## What is needed
Leave out the pictures and print precisely the lines from the line with "OCR this image." to the final line of the entries, both ends included.

Dataset items:
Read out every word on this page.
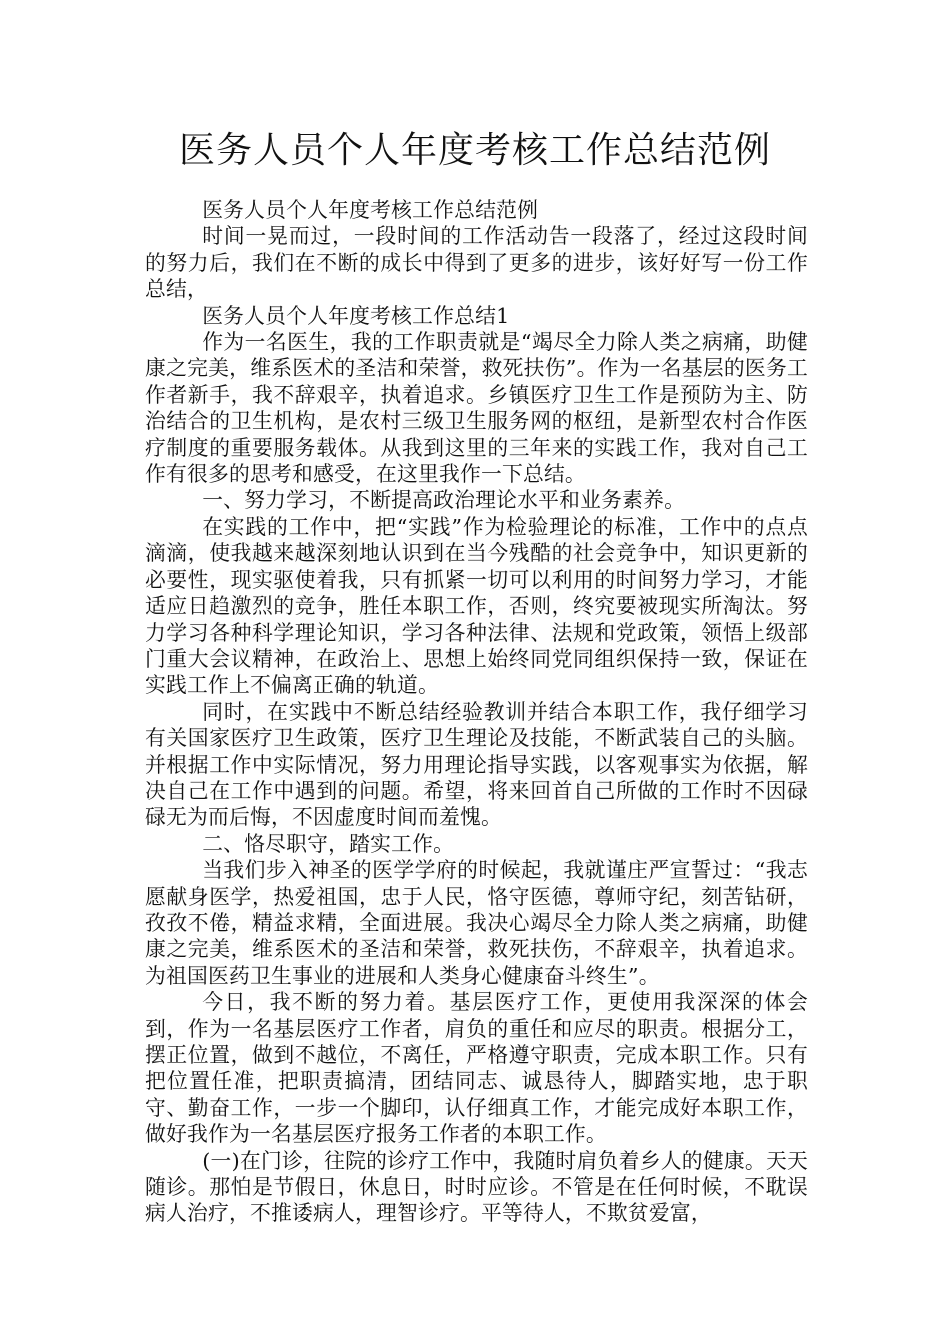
医务人员个人年度考核工作总结范例

医务人员个人年度考核工作总结范例

时间一晃而过，一段时间的工作活动告一段落了，经过这段时间的努力后，我们在不断的成长中得到了更多的进步，该好好写一份工作总结，

医务人员个人年度考核工作总结1

作为一名医生，我的工作职责就是“竭尽全力除人类之病痛，助健康之完美，维系医术的圣洁和荣誉，救死扶伤”。作为一名基层的医务工作者新手，我不辞艰辛，执着追求。乡镇医疗卫生工作是预防为主、防治结合的卫生机构，是农村三级卫生服务网的枢纽，是新型农村合作医疗制度的重要服务载体。从我到这里的三年来的实践工作，我对自己工作有很多的思考和感受，在这里我作一下总结。

一、努力学习，不断提高政治理论水平和业务素养。

在实践的工作中，把“实践”作为检验理论的标准，工作中的点点滴滴，使我越来越深刻地认识到在当今残酷的社会竞争中，知识更新的必要性，现实驱使着我，只有抓紧一切可以利用的时间努力学习，才能适应日趋激烈的竞争，胜任本职工作，否则，终究要被现实所淘汰。努力学习各种科学理论知识，学习各种法律、法规和党政策，领悟上级部门重大会议精神，在政治上、思想上始终同党同组织保持一致，保证在实践工作上不偏离正确的轨道。

同时，在实践中不断总结经验教训并结合本职工作，我仔细学习有关国家医疗卫生政策，医疗卫生理论及技能，不断武装自己的头脑。并根据工作中实际情况，努力用理论指导实践，以客观事实为依据，解决自己在工作中遇到的问题。希望，将来回首自己所做的工作时不因碌碌无为而后悔，不因虚度时间而羞愧。

二、恪尽职守，踏实工作。

当我们步入神圣的医学学府的时候起，我就谨庄严宣誓过：“我志愿献身医学，热爱祖国，忠于人民，恪守医德，尊师守纪，刻苦钻研，孜孜不倦，精益求精，全面进展。我决心竭尽全力除人类之病痛，助健康之完美，维系医术的圣洁和荣誉，救死扶伤，不辞艰辛，执着追求。为祖国医药卫生事业的进展和人类身心健康奋斗终生”。

今日，我不断的努力着。基层医疗工作，更使用我深深的体会到，作为一名基层医疗工作者，肩负的重任和应尽的职责。根据分工，摆正位置，做到不越位，不离任，严格遵守职责，完成本职工作。只有把位置任准，把职责搞清，团结同志、诚恳待人，脚踏实地，忠于职守、勤奋工作，一步一个脚印，认仔细真工作，才能完成好本职工作，做好我作为一名基层医疗报务工作者的本职工作。

(一)在门诊，往院的诊疗工作中，我随时肩负着乡人的健康。天天随诊。那怕是节假日，休息日，时时应诊。不管是在任何时候，不耽误病人治疗，不推诿病人，理智诊疗。平等待人，不欺贫爱富，
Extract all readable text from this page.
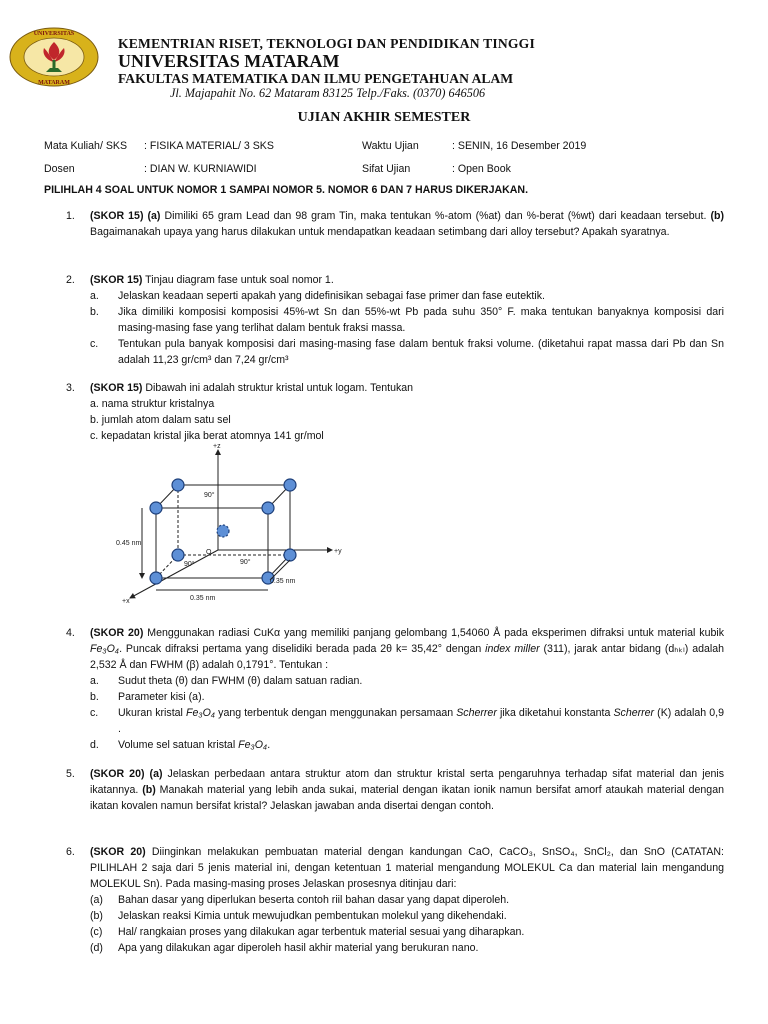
UNIVERSITAS
MATARAM
KEMENTRIAN RISET, TEKNOLOGI DAN PENDIDIKAN TINGGI
UNIVERSITAS MATARAM
FAKULTAS MATEMATIKA DAN ILMU PENGETAHUAN ALAM
Jl. Majapahit No. 62 Mataram 83125 Telp./Faks. (0370) 646506
UJIAN AKHIR SEMESTER
Mata Kuliah/ SKS : FISIKA MATERIAL/ 3 SKS	Waktu Ujian	: SENIN, 16 Desember 2019
Dosen	: DIAN W. KURNIAWIDI	Sifat Ujian	: Open Book
PILIHLAH 4 SOAL UNTUK NOMOR 1 SAMPAI NOMOR 5. NOMOR 6 DAN 7 HARUS DIKERJAKAN.
1. (SKOR 15) (a) Dimiliki 65 gram Lead dan 98 gram Tin, maka tentukan %-atom (%at) dan %-berat (%wt) dari keadaan tersebut. (b) Bagaimanakah upaya yang harus dilakukan untuk mendapatkan keadaan setimbang dari alloy tersebut? Apakah syaratnya.
2. (SKOR 15) Tinjau diagram fase untuk soal nomor 1.
a. Jelaskan keadaan seperti apakah yang didefinisikan sebagai fase primer dan fase eutektik.
b. Jika dimiliki komposisi komposisi 45%-wt Sn dan 55%-wt Pb pada suhu 350° F. maka tentukan banyaknya komposisi dari masing-masing fase yang terlihat dalam bentuk fraksi massa.
c. Tentukan pula banyak komposisi dari masing-masing fase dalam bentuk fraksi volume. (diketahui rapat massa dari Pb dan Sn adalah 11,23 gr/cm³ dan 7,24 gr/cm³
3. (SKOR 15) Dibawah ini adalah struktur kristal untuk logam. Tentukan
a. nama struktur kristalnya
b. jumlah atom dalam satu sel
c. kepadatan kristal jika berat atomnya 141 gr/mol
+z
+y
+x
O
90°
90°	90°
0.45 nm
0.35 nm
0.35 nm
4. (SKOR 20) Menggunakan radiasi CuKα yang memiliki panjang gelombang 1,54060 Å pada eksperimen difraksi untuk material kubik Fe₃O₄. Puncak difraksi pertama yang diselidiki berada pada 2θ k= 35,42° dengan index miller (311), jarak antar bidang (dₕₖₗ) adalah 2,532 Å dan FWHM (β) adalah 0,1791°. Tentukan :
a. Sudut theta (θ) dan FWHM (θ) dalam satuan radian.
b. Parameter kisi (a).
c. Ukuran kristal Fe₃O₄ yang terbentuk dengan menggunakan persamaan Scherrer jika diketahui konstanta Scherrer (K) adalah 0,9 .
d. Volume sel satuan kristal Fe₃O₄.
5. (SKOR 20) (a) Jelaskan perbedaan antara struktur atom dan struktur kristal serta pengaruhnya terhadap sifat material dan jenis ikatannya. (b) Manakah material yang lebih anda sukai, material dengan ikatan ionik namun bersifat amorf ataukah material dengan ikatan kovalen namun bersifat kristal? Jelaskan jawaban anda disertai dengan contoh.
6. (SKOR 20) Diinginkan melakukan pembuatan material dengan kandungan CaO, CaCO₃, SnSO₄, SnCl₂, dan SnO (CATATAN: PILIHLAH 2 saja dari 5 jenis material ini, dengan ketentuan 1 material mengandung MOLEKUL Ca dan material lain mengandung MOLEKUL Sn). Pada masing-masing proses Jelaskan prosesnya ditinjau dari:
(a) Bahan dasar yang diperlukan beserta contoh riil bahan dasar yang dapat diperoleh.
(b) Jelaskan reaksi Kimia untuk mewujudkan pembentukan molekul yang dikehendaki.
(c) Hal/ rangkaian proses yang dilakukan agar terbentuk material sesuai yang diharapkan.
(d) Apa yang dilakukan agar diperoleh hasil akhir material yang berukuran nano.
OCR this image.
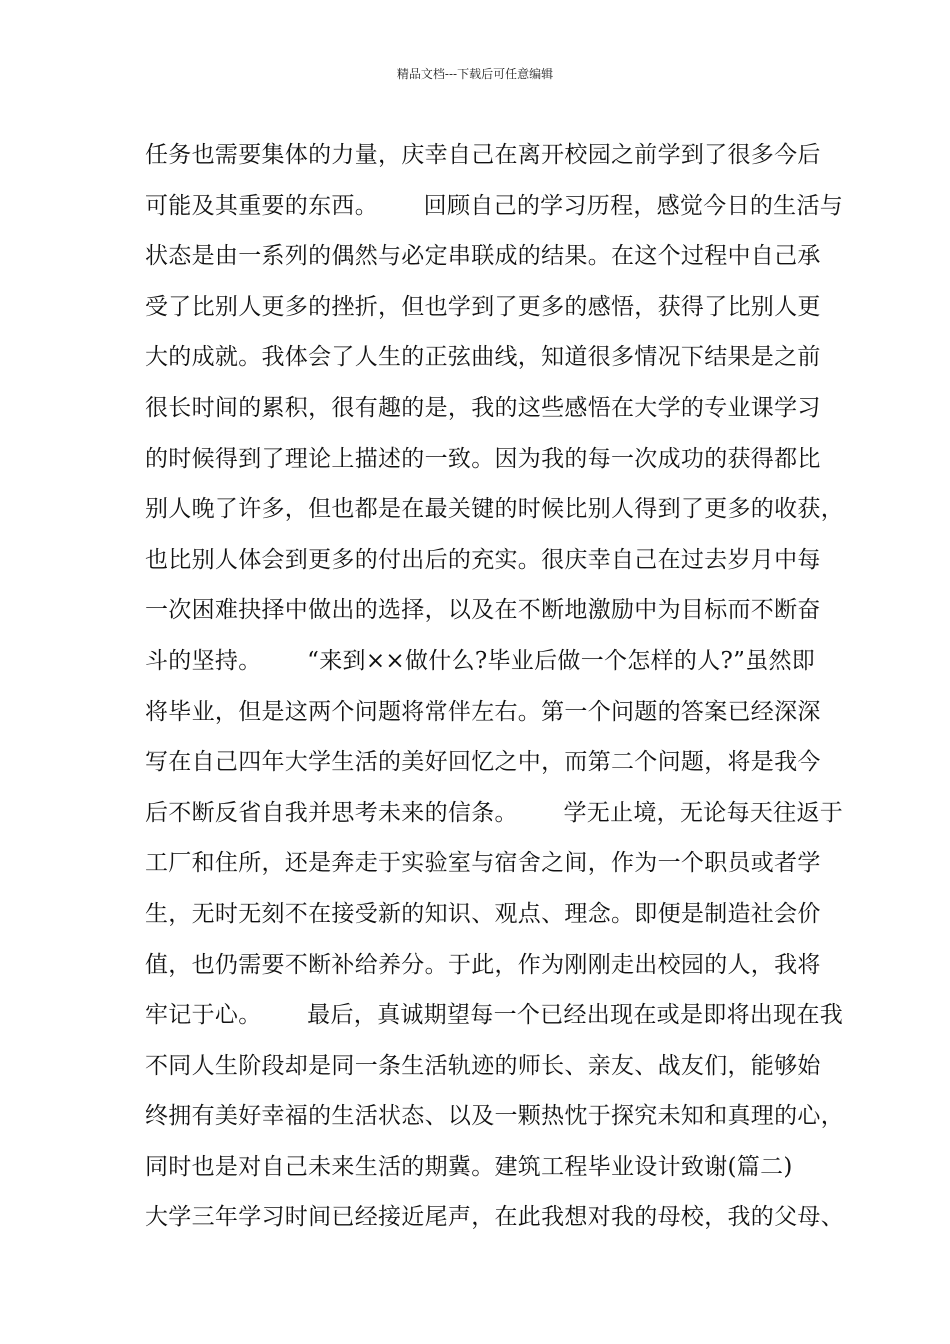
精品文档---下载后可任意编辑
任务也需要集体的力量，庆幸自己在离开校园之前学到了很多今后
可能及其重要的东西。      回顾自己的学习历程，感觉今日的生活与
状态是由一系列的偶然与必定串联成的结果。在这个过程中自己承
受了比别人更多的挫折，但也学到了更多的感悟，获得了比别人更
大的成就。我体会了人生的正弦曲线，知道很多情况下结果是之前
很长时间的累积，很有趣的是，我的这些感悟在大学的专业课学习
的时候得到了理论上描述的一致。因为我的每一次成功的获得都比
别人晚了许多，但也都是在最关键的时候比别人得到了更多的收获，
也比别人体会到更多的付出后的充实。很庆幸自己在过去岁月中每
一次困难抉择中做出的选择，以及在不断地激励中为目标而不断奋
斗的坚持。      “来到××做什么?毕业后做一个怎样的人?”虽然即
将毕业，但是这两个问题将常伴左右。第一个问题的答案已经深深
写在自己四年大学生活的美好回忆之中，而第二个问题，将是我今
后不断反省自我并思考未来的信条。      学无止境，无论每天往返于
工厂和住所，还是奔走于实验室与宿舍之间，作为一个职员或者学
生，无时无刻不在接受新的知识、观点、理念。即便是制造社会价
值，也仍需要不断补给养分。于此，作为刚刚走出校园的人，我将
牢记于心。      最后，真诚期望每一个已经出现在或是即将出现在我
不同人生阶段却是同一条生活轨迹的师长、亲友、战友们，能够始
终拥有美好幸福的生活状态、以及一颗热忱于探究未知和真理的心，
同时也是对自己未来生活的期冀。建筑工程毕业设计致谢(篇二)
大学三年学习时间已经接近尾声，在此我想对我的母校，我的父母、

## Exercise solution
OCR this image.
精品文档---下载后可任意编辑
任务也需要集体的力量，庆幸自己在离开校园之前学到了很多今后
可能及其重要的东西。      回顾自己的学习历程，感觉今日的生活与
状态是由一系列的偶然与必定串联成的结果。在这个过程中自己承
受了比别人更多的挫折，但也学到了更多的感悟，获得了比别人更
大的成就。我体会了人生的正弦曲线，知道很多情况下结果是之前
很长时间的累积，很有趣的是，我的这些感悟在大学的专业课学习
的时候得到了理论上描述的一致。因为我的每一次成功的获得都比
别人晚了许多，但也都是在最关键的时候比别人得到了更多的收获，
也比别人体会到更多的付出后的充实。很庆幸自己在过去岁月中每
一次困难抉择中做出的选择，以及在不断地激励中为目标而不断奋
斗的坚持。      “来到××做什么?毕业后做一个怎样的人?”虽然即
将毕业，但是这两个问题将常伴左右。第一个问题的答案已经深深
写在自己四年大学生活的美好回忆之中，而第二个问题，将是我今
后不断反省自我并思考未来的信条。      学无止境，无论每天往返于
工厂和住所，还是奔走于实验室与宿舍之间，作为一个职员或者学
生，无时无刻不在接受新的知识、观点、理念。即便是制造社会价
值，也仍需要不断补给养分。于此，作为刚刚走出校园的人，我将
牢记于心。      最后，真诚期望每一个已经出现在或是即将出现在我
不同人生阶段却是同一条生活轨迹的师长、亲友、战友们，能够始
终拥有美好幸福的生活状态、以及一颗热忱于探究未知和真理的心，
同时也是对自己未来生活的期冀。建筑工程毕业设计致谢(篇二)
大学三年学习时间已经接近尾声，在此我想对我的母校，我的父母、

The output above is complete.